Items:
---

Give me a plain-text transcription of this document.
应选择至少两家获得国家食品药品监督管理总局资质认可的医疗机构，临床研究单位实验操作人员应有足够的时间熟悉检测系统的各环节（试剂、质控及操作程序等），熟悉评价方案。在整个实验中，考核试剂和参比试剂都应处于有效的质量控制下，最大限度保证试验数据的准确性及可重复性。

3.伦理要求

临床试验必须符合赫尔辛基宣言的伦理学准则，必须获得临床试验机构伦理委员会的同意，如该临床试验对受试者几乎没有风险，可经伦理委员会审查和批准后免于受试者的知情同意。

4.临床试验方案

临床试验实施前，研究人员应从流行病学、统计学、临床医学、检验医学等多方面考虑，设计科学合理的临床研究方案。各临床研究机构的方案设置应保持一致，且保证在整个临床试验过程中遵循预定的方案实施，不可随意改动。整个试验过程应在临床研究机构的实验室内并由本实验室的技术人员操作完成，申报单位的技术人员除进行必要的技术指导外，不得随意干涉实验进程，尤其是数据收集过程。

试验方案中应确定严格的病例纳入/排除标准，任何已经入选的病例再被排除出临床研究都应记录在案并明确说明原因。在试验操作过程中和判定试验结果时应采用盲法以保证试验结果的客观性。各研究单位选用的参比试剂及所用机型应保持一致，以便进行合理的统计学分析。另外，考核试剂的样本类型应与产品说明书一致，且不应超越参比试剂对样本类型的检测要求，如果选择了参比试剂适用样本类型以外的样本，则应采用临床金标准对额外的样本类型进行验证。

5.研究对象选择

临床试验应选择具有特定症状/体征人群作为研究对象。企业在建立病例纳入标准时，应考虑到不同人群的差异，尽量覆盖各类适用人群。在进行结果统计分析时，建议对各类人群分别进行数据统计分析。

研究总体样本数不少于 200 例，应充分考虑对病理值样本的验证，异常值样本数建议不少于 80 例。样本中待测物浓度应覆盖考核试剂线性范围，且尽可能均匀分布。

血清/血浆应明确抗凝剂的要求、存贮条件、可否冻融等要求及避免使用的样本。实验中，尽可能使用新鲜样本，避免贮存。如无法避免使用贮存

---

Problem to work on: Give all of the entries again, word for word.

Complete response:
Give me a plain-text transcription of this document.
应选择至少两家获得国家食品药品监督管理总局资质认可的医疗机构，临床研究单位实验操作人员应有足够的时间熟悉检测系统的各环节（试剂、质控及操作程序等），熟悉评价方案。在整个实验中，考核试剂和参比试剂都应处于有效的质量控制下，最大限度保证试验数据的准确性及可重复性。

3.伦理要求

临床试验必须符合赫尔辛基宣言的伦理学准则，必须获得临床试验机构伦理委员会的同意，如该临床试验对受试者几乎没有风险，可经伦理委员会审查和批准后免于受试者的知情同意。

4.临床试验方案

临床试验实施前，研究人员应从流行病学、统计学、临床医学、检验医学等多方面考虑，设计科学合理的临床研究方案。各临床研究机构的方案设置应保持一致，且保证在整个临床试验过程中遵循预定的方案实施，不可随意改动。整个试验过程应在临床研究机构的实验室内并由本实验室的技术人员操作完成，申报单位的技术人员除进行必要的技术指导外，不得随意干涉实验进程，尤其是数据收集过程。

试验方案中应确定严格的病例纳入/排除标准，任何已经入选的病例再被排除出临床研究都应记录在案并明确说明原因。在试验操作过程中和判定试验结果时应采用盲法以保证试验结果的客观性。各研究单位选用的参比试剂及所用机型应保持一致，以便进行合理的统计学分析。另外，考核试剂的样本类型应与产品说明书一致，且不应超越参比试剂对样本类型的检测要求，如果选择了参比试剂适用样本类型以外的样本，则应采用临床金标准对额外的样本类型进行验证。

5.研究对象选择

临床试验应选择具有特定症状/体征人群作为研究对象。企业在建立病例纳入标准时，应考虑到不同人群的差异，尽量覆盖各类适用人群。在进行结果统计分析时，建议对各类人群分别进行数据统计分析。

研究总体样本数不少于 200 例，应充分考虑对病理值样本的验证，异常值样本数建议不少于 80 例。样本中待测物浓度应覆盖考核试剂线性范围，且尽可能均匀分布。

血清/血浆应明确抗凝剂的要求、存贮条件、可否冻融等要求及避免使用的样本。实验中，尽可能使用新鲜样本，避免贮存。如无法避免使用贮存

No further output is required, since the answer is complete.